**GIVEN TASK:**
Work through the material below and count the lines holding the word "support"; give that count and nothing more.

**DATASET CONTENT:**

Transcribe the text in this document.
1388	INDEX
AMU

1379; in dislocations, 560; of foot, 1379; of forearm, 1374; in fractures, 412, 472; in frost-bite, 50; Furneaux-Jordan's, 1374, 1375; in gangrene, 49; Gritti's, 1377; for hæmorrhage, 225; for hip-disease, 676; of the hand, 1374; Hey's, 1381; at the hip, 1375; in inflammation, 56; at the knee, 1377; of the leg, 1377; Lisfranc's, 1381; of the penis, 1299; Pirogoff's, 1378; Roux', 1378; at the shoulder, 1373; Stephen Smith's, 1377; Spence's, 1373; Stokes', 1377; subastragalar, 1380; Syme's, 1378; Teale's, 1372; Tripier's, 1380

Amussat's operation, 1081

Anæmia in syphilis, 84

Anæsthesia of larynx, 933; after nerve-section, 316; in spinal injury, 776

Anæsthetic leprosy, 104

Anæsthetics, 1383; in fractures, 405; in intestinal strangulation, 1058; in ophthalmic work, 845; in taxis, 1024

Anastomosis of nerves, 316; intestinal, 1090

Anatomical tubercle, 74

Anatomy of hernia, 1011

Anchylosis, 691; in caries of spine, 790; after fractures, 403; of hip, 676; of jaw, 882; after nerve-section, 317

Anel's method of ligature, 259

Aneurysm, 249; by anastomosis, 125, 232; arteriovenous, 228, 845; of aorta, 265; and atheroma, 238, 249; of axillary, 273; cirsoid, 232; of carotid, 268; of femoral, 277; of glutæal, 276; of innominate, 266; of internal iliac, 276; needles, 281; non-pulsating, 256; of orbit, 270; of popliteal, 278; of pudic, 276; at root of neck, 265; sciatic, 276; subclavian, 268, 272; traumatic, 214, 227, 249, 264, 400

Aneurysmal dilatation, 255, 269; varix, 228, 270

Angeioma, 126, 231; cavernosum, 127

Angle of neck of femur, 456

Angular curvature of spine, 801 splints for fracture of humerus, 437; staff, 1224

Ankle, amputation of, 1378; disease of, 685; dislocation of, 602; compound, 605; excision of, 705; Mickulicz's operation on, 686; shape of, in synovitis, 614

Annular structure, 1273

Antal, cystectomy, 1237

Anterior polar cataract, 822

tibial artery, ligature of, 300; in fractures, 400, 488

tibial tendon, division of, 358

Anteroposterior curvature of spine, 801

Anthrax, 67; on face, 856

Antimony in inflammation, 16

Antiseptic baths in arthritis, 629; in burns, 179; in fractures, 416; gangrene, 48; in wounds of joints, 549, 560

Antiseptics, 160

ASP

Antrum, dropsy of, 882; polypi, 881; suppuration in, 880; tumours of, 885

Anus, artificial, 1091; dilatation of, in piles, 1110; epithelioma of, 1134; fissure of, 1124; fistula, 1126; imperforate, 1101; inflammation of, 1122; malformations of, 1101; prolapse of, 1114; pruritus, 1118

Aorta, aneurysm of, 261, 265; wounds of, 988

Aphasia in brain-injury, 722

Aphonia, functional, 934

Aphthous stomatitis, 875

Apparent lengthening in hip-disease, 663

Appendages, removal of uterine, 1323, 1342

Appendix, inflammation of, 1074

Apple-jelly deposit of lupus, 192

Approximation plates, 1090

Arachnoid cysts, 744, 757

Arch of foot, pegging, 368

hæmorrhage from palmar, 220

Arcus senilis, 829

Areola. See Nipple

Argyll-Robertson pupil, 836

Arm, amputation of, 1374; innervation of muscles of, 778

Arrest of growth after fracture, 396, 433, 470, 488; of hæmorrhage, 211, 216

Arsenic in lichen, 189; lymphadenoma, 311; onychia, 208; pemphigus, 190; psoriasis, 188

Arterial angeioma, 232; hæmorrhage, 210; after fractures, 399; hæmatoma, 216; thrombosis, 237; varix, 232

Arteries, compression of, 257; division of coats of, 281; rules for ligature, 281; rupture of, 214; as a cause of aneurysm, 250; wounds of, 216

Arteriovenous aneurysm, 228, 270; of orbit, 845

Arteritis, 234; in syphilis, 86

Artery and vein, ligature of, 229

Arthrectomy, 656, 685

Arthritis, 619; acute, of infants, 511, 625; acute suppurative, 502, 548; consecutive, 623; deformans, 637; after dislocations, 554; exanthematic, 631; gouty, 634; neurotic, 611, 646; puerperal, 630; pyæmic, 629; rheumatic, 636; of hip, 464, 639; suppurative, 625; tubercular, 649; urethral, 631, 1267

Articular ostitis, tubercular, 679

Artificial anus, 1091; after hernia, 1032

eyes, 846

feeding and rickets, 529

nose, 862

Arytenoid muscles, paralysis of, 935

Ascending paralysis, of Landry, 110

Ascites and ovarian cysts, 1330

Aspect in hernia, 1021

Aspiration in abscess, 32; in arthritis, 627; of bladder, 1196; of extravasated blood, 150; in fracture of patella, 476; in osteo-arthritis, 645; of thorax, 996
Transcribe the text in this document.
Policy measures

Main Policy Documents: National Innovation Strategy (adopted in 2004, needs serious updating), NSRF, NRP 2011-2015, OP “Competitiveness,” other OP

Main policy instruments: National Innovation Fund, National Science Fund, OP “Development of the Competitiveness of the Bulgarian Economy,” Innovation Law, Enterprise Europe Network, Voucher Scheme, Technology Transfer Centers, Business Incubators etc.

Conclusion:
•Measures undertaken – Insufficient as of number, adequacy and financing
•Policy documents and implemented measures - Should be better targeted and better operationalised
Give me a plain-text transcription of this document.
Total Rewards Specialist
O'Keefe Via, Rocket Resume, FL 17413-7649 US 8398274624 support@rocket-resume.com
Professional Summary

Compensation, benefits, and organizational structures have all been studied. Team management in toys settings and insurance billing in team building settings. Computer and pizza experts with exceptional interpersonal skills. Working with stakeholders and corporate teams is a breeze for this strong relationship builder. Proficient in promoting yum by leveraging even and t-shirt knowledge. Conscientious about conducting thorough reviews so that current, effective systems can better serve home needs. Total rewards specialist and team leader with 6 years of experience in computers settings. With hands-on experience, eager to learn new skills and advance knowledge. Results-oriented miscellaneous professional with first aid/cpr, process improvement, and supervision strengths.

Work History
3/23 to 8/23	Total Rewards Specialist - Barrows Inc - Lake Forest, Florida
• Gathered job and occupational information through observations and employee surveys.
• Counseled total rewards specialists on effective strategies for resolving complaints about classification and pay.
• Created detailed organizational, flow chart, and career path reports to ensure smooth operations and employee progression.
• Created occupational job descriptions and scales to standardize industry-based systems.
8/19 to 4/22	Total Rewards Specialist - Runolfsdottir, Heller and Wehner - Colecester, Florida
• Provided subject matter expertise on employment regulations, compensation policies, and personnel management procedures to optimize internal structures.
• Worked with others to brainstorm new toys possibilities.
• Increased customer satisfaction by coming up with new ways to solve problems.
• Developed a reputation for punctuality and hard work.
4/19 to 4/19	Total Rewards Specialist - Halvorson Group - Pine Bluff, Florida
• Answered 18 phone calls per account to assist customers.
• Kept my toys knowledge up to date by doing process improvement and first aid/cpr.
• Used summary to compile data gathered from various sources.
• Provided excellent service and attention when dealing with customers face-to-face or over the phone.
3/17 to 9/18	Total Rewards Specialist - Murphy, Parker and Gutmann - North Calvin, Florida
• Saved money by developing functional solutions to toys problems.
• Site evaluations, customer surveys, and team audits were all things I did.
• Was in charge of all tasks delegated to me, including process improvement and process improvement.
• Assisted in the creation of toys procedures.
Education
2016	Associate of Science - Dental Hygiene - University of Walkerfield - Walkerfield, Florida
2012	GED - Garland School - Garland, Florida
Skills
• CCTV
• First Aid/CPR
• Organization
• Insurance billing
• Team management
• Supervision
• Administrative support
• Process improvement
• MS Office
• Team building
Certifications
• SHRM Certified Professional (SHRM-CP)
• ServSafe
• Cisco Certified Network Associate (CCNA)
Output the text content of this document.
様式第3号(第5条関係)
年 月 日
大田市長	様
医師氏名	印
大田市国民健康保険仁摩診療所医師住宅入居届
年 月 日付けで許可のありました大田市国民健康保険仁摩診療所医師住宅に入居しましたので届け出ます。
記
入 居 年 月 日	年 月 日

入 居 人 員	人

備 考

**SOLUTION TO THIS PROBLEM:**
2